▶

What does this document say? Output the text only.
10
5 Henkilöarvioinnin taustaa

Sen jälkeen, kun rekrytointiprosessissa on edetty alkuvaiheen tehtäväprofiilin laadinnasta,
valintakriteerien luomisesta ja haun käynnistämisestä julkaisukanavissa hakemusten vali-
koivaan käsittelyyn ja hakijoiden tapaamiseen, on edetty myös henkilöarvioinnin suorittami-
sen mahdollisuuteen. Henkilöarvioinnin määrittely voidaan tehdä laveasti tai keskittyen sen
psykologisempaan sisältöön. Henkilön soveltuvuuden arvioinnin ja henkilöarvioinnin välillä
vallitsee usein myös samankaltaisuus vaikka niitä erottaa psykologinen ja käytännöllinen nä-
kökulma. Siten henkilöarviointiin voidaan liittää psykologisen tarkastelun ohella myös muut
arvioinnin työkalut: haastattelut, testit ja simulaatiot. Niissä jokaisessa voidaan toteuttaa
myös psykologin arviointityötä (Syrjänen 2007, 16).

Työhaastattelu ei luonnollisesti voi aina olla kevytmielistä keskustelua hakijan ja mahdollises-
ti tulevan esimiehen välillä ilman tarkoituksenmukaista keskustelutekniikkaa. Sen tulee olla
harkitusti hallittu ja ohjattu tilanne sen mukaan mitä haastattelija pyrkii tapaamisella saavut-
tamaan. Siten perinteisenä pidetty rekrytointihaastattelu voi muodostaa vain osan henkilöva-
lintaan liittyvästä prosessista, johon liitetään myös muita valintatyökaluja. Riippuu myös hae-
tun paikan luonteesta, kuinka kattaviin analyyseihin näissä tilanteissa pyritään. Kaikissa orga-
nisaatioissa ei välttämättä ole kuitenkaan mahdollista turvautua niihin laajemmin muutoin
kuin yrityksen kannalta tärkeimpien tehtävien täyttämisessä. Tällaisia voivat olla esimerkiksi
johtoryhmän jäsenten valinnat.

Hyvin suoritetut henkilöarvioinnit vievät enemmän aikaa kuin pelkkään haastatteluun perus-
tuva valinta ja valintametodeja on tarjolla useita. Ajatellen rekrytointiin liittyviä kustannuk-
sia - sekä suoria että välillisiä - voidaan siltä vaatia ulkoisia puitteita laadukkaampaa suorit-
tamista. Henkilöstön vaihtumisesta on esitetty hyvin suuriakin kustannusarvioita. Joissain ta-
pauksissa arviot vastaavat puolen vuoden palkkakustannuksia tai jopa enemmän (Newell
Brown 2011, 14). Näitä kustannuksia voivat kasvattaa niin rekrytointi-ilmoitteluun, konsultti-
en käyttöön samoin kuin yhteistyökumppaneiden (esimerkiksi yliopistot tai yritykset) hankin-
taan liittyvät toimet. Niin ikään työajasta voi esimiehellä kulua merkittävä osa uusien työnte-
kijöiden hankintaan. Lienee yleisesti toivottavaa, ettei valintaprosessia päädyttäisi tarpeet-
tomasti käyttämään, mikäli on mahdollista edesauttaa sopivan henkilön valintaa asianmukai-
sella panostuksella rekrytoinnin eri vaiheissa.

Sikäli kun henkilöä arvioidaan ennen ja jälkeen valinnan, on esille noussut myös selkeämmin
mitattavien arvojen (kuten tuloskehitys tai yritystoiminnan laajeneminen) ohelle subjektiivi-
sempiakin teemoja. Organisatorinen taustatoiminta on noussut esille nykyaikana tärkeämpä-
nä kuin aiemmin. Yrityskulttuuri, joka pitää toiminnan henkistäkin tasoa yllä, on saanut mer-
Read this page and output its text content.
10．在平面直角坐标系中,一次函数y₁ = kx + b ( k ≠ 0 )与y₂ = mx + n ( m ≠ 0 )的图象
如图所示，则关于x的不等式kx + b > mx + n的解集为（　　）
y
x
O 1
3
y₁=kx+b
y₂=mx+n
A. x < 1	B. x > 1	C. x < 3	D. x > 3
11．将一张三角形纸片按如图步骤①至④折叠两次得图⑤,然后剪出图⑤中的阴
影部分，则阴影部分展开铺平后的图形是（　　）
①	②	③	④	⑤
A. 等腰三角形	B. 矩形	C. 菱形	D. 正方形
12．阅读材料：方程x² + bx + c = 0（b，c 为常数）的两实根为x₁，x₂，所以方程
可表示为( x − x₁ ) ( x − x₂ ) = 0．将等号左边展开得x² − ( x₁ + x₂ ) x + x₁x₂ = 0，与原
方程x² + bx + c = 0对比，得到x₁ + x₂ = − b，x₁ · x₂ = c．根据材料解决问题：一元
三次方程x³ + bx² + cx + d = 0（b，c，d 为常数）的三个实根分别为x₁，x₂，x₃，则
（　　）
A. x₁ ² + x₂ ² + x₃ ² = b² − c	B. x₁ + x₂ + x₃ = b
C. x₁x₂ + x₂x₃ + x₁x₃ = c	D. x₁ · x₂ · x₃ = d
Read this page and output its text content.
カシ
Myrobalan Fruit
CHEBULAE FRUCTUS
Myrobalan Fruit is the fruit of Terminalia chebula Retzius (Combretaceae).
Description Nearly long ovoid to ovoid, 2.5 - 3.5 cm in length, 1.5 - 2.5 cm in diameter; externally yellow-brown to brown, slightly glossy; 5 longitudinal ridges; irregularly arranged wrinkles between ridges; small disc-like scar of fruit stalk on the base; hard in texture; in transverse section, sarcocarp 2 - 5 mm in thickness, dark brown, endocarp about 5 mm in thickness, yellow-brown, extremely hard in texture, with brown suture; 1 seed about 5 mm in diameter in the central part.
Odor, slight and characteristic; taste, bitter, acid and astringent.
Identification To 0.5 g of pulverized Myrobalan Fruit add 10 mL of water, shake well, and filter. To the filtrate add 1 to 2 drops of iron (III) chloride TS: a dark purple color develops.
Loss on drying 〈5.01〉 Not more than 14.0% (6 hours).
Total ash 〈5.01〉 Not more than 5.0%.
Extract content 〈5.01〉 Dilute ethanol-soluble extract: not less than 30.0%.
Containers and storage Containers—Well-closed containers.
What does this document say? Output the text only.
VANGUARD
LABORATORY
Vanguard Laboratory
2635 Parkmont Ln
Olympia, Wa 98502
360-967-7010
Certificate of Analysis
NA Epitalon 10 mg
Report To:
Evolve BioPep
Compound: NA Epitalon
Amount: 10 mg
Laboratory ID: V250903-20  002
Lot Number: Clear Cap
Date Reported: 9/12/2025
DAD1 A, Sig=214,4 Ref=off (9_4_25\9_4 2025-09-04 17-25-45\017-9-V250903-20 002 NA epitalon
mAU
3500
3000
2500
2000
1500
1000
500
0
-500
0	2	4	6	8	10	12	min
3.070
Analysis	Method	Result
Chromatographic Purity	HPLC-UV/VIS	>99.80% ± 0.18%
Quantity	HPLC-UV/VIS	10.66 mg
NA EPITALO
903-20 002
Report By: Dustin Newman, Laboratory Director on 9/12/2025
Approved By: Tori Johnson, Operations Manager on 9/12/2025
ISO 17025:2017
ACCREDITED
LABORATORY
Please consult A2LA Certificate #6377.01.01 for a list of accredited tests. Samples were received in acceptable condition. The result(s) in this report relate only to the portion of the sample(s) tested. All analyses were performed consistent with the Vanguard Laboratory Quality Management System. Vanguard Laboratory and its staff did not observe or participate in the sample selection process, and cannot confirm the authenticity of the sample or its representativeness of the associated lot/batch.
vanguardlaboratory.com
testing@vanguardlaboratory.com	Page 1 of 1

◀

### Goal of the exercise
Extract all lines containing the word "Siten".

### Solution to the exercise
kökulma. Siten henkilöarviointiin voidaan liittää psykologisen tarkastelun ohella myös muut
tamaan. Siten perinteisenä pidetty rekrytointihaastattelu voi muodostaa vain osan henkilöva-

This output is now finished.